[Records about charts and figures]
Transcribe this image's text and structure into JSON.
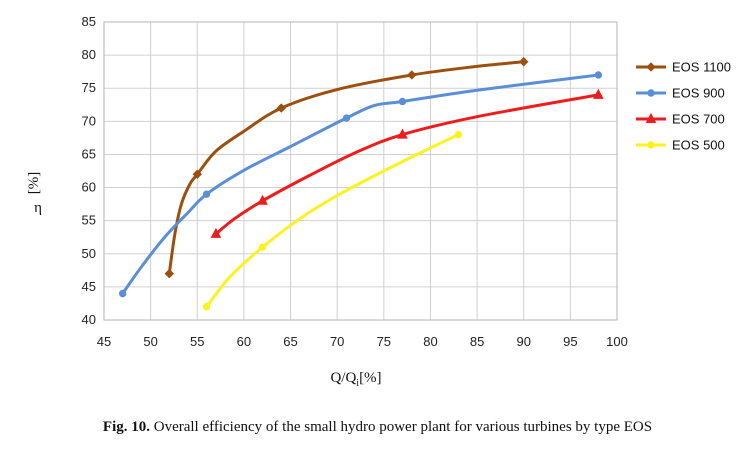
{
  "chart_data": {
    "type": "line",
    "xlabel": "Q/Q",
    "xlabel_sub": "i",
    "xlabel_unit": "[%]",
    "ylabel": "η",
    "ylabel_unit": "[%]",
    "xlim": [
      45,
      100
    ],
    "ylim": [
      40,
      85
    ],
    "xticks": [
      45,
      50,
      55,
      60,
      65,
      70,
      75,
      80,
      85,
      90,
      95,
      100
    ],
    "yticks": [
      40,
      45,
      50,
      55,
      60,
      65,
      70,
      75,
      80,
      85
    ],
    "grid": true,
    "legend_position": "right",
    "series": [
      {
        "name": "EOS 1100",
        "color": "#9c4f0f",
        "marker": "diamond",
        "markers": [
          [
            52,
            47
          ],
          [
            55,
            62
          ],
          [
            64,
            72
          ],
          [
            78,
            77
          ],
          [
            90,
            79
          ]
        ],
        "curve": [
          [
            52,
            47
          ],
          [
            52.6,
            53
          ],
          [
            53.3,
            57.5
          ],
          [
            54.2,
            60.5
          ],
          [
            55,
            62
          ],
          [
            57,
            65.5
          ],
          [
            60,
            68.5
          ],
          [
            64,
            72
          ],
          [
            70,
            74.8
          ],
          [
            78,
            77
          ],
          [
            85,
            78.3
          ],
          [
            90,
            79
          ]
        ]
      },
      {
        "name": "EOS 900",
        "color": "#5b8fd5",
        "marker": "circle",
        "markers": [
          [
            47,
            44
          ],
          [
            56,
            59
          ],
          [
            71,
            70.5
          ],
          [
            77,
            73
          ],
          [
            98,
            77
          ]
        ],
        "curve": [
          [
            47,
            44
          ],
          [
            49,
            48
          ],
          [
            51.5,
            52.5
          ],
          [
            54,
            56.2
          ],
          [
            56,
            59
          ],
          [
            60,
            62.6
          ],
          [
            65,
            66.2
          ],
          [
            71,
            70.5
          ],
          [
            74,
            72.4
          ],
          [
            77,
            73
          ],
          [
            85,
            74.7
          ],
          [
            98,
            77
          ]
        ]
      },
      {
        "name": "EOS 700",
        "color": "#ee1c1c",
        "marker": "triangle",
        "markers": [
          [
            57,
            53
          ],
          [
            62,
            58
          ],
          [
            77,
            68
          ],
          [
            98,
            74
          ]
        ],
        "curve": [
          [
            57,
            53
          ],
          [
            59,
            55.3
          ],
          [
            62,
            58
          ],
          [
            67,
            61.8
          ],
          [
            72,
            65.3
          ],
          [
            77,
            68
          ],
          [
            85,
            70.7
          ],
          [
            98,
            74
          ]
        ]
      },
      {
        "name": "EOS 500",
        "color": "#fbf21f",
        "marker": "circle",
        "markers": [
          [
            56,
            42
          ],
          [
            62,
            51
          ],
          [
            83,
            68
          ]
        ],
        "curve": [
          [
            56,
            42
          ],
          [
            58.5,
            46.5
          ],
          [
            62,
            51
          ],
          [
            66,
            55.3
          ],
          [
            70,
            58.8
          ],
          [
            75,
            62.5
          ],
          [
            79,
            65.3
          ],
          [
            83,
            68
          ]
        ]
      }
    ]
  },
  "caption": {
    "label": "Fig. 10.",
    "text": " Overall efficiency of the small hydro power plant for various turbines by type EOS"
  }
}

--

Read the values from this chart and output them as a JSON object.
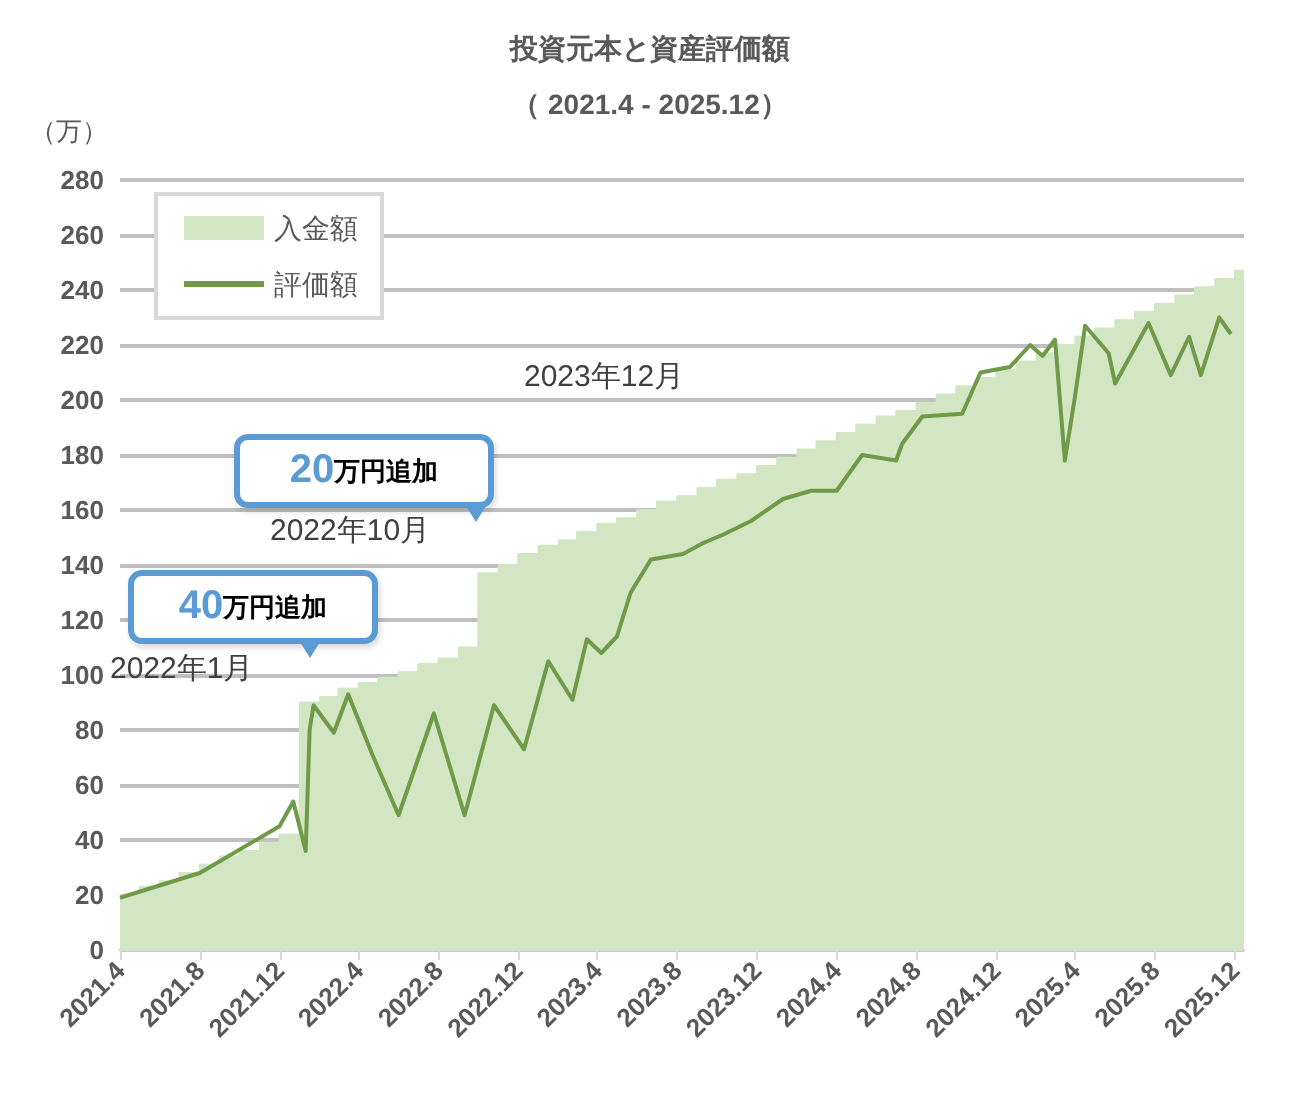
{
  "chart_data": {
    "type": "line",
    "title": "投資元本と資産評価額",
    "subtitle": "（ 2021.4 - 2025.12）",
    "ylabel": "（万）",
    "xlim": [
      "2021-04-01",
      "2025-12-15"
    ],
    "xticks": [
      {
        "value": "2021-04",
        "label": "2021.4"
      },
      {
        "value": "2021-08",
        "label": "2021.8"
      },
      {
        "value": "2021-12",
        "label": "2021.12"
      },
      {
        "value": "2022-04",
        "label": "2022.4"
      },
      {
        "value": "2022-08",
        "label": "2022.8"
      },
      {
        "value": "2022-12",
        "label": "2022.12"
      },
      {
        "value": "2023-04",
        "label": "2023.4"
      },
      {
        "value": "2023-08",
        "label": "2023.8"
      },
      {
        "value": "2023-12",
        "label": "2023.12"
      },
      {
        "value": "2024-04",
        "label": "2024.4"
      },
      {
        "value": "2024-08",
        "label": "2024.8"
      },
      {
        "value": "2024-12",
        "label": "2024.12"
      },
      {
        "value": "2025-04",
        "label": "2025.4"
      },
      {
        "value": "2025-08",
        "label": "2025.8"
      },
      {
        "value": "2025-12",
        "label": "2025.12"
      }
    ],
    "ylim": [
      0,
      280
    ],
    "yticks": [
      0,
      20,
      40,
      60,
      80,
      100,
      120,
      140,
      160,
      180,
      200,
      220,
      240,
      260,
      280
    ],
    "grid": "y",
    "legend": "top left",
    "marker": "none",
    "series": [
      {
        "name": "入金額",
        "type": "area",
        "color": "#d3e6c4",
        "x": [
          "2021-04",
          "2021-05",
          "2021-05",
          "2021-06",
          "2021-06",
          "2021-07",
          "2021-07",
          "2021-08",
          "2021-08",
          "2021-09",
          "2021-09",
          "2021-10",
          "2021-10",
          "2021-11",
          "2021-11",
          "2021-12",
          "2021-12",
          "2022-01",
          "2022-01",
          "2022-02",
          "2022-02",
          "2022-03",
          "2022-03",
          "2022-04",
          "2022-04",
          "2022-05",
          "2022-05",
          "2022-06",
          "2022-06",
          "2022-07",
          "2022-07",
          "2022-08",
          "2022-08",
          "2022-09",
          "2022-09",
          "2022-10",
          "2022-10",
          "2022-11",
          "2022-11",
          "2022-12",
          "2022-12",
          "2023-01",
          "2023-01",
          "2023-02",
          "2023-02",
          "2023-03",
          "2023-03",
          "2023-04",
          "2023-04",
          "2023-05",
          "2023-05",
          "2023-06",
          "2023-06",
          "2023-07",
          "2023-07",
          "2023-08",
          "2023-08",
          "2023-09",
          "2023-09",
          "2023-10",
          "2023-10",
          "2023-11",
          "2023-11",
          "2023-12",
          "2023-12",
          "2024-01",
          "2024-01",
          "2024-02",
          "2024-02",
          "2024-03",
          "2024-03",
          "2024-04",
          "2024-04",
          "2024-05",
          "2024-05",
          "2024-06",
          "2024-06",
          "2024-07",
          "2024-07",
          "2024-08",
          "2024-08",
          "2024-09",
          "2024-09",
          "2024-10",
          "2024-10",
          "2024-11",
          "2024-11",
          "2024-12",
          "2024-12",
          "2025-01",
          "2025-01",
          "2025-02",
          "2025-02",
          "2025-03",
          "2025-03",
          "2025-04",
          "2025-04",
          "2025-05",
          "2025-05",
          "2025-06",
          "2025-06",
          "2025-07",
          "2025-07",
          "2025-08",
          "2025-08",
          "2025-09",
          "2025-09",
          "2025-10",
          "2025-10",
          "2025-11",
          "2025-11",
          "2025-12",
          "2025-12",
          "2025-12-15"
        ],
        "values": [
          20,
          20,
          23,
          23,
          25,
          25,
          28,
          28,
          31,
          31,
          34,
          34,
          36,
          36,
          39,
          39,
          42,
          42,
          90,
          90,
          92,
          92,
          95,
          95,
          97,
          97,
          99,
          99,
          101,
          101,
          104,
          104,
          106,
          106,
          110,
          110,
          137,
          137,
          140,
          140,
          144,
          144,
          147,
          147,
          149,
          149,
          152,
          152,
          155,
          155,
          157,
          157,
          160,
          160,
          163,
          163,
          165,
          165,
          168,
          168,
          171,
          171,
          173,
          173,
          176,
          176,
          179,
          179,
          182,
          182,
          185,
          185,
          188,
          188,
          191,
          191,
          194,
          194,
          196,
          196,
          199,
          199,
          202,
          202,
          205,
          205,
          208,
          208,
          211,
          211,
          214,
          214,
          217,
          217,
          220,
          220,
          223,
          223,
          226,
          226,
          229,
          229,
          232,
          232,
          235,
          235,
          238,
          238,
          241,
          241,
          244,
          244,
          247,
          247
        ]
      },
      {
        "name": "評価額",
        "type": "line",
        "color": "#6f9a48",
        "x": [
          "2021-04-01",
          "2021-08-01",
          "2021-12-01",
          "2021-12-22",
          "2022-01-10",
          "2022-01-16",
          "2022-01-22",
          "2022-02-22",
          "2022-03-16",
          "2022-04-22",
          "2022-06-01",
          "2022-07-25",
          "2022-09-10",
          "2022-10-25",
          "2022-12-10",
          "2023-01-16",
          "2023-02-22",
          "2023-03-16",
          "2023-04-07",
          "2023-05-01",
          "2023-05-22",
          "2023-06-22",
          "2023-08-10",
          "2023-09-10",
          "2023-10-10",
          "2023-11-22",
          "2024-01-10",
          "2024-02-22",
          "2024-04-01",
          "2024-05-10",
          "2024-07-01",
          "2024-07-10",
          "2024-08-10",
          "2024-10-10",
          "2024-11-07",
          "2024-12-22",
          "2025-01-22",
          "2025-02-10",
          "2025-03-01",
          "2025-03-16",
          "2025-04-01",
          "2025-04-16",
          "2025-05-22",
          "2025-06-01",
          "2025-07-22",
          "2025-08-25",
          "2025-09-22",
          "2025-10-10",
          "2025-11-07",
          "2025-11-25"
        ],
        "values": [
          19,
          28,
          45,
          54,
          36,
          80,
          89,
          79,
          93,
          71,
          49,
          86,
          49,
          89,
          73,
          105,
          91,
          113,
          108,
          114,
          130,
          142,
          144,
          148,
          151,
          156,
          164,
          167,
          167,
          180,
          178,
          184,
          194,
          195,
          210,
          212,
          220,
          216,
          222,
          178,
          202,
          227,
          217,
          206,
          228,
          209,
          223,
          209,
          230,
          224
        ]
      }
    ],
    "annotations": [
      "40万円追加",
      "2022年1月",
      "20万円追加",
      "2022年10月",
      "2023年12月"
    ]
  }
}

==

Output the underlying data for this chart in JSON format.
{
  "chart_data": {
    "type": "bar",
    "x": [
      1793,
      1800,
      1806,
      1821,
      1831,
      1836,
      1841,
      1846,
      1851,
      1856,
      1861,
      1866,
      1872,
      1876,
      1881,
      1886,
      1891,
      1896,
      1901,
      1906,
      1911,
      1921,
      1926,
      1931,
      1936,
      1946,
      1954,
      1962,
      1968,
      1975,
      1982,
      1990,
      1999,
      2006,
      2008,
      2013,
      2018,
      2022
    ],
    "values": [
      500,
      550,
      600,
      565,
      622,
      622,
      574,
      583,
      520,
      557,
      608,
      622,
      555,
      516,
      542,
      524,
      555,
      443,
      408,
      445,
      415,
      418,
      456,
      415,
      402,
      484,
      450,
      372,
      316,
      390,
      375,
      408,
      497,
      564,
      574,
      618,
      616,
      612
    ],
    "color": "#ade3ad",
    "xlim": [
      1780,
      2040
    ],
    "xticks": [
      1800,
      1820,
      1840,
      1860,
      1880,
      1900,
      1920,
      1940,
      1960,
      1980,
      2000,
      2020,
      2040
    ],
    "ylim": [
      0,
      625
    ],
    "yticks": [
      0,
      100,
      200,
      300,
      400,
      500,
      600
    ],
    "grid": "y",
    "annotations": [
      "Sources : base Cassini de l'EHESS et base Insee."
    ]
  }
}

**WORK TO BE COMPLETED**
Above are the records. Copy every line in them holding "name".

**RESPONSE FOR THIS EXERCISE**
        "name": "EOS 1100",
        "name": "EOS 900",
        "name": "EOS 700",
        "name": "EOS 500",
        "name": "入金額",
        "name": "評価額",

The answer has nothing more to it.